Locate every line in the records below that holds the word "состояние" and return each one.

-=-=-

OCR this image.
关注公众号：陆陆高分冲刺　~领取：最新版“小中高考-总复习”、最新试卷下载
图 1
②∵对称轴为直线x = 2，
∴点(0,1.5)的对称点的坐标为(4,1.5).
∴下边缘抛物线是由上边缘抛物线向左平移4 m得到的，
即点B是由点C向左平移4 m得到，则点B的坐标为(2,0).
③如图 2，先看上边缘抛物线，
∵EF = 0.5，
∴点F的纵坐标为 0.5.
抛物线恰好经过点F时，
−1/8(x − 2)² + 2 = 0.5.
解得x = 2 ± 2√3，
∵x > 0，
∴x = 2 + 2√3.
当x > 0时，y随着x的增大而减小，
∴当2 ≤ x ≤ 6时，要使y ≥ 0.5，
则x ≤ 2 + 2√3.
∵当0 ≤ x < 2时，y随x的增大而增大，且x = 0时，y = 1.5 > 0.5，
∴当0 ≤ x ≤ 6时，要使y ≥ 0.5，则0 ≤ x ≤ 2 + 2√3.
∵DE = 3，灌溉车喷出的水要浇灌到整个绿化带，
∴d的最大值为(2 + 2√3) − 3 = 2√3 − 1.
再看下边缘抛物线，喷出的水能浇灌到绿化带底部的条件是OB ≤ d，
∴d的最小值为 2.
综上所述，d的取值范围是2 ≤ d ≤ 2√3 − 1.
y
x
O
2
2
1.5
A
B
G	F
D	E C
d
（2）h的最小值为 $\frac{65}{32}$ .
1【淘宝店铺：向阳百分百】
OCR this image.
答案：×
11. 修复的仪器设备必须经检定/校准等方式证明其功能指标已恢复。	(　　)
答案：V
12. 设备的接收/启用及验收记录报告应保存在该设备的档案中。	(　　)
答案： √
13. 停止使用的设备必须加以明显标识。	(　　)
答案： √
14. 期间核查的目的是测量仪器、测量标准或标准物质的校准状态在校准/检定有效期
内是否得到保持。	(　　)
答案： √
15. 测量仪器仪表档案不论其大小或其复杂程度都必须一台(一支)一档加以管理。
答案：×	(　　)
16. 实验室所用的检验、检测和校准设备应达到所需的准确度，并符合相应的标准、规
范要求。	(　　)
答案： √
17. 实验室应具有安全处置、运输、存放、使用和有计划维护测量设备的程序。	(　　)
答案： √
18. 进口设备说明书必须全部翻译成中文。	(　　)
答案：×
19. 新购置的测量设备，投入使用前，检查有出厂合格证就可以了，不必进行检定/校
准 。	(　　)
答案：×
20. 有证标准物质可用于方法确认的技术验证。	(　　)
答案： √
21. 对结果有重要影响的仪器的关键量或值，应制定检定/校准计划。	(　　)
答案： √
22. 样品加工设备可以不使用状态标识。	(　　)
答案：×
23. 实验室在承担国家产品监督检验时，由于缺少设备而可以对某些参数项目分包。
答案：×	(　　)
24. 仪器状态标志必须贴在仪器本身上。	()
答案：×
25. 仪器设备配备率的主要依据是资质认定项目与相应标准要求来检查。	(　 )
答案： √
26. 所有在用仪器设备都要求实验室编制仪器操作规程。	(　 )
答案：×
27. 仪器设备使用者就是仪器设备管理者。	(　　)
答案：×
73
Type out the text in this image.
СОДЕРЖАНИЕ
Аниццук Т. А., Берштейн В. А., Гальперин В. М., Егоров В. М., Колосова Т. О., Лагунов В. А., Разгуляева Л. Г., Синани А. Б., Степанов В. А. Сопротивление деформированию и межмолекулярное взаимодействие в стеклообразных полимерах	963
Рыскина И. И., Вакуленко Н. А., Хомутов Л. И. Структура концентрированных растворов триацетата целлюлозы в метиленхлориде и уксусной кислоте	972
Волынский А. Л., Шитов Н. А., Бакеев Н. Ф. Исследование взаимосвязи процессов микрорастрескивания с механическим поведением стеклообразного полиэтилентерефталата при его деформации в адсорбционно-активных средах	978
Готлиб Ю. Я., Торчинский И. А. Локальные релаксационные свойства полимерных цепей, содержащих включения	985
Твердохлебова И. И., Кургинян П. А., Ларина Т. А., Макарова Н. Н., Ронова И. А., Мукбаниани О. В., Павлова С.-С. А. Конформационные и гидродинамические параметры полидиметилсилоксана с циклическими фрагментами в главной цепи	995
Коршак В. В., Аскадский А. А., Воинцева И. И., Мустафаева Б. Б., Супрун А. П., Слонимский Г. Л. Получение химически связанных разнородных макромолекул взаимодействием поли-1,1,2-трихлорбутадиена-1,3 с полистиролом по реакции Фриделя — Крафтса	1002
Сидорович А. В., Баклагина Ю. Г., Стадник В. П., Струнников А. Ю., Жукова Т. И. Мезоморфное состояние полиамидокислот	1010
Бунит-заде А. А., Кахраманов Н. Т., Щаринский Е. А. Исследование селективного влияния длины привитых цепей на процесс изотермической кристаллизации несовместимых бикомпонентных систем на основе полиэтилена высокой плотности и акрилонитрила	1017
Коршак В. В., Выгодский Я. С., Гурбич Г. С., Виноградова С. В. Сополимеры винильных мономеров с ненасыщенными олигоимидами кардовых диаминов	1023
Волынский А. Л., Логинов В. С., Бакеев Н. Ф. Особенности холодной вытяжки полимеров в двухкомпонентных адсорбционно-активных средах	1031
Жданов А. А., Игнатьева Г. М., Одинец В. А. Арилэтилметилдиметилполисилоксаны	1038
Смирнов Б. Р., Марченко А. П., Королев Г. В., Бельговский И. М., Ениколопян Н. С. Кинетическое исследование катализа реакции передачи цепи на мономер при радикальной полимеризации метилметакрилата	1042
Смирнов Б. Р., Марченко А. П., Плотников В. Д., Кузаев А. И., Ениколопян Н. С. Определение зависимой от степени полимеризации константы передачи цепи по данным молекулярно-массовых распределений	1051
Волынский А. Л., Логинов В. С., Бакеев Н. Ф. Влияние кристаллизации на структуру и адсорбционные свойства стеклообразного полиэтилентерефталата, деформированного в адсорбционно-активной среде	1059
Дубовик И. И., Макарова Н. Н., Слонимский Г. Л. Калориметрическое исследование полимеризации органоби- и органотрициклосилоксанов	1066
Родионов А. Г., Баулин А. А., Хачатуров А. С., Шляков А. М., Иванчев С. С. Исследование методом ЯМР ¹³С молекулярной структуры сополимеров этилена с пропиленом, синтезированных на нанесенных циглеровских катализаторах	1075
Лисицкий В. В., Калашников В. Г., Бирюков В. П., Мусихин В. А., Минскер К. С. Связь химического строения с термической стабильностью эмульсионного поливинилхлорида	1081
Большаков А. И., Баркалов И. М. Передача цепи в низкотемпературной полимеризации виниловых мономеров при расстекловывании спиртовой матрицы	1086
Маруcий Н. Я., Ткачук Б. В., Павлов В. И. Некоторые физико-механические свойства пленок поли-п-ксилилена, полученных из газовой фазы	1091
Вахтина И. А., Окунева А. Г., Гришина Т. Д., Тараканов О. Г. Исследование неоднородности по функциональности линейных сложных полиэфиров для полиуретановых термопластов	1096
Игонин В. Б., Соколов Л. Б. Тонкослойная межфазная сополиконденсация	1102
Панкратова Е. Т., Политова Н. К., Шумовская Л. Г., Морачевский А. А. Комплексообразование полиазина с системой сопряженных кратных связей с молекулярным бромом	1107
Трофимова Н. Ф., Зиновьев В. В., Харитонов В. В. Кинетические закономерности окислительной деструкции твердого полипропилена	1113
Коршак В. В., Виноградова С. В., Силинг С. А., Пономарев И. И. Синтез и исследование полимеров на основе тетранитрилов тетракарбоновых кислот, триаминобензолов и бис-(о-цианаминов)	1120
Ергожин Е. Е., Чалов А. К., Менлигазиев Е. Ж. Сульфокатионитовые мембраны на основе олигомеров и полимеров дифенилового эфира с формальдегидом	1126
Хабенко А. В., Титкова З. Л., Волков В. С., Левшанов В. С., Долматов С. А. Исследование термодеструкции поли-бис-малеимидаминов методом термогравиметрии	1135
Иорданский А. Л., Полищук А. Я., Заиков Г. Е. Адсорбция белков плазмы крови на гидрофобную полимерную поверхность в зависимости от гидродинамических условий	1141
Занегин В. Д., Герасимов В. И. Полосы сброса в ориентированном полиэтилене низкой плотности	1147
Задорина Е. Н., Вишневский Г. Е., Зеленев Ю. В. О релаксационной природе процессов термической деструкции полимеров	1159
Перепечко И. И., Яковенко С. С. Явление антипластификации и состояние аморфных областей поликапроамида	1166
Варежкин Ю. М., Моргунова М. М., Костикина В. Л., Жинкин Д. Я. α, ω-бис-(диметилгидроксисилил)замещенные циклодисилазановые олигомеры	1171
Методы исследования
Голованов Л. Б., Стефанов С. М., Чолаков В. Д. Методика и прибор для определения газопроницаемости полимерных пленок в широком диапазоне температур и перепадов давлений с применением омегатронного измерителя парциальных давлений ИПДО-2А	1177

-=-=-

> **Result for this exercise**:
Сидорович А. В., Баклагина Ю. Г., Стадник В. П., Струнников А. Ю., Жукова Т. И. Мезоморфное состояние полиамидокислот	1010
Перепечко И. И., Яковенко С. С. Явление антипластификации и состояние аморфных областей поликапроамида	1166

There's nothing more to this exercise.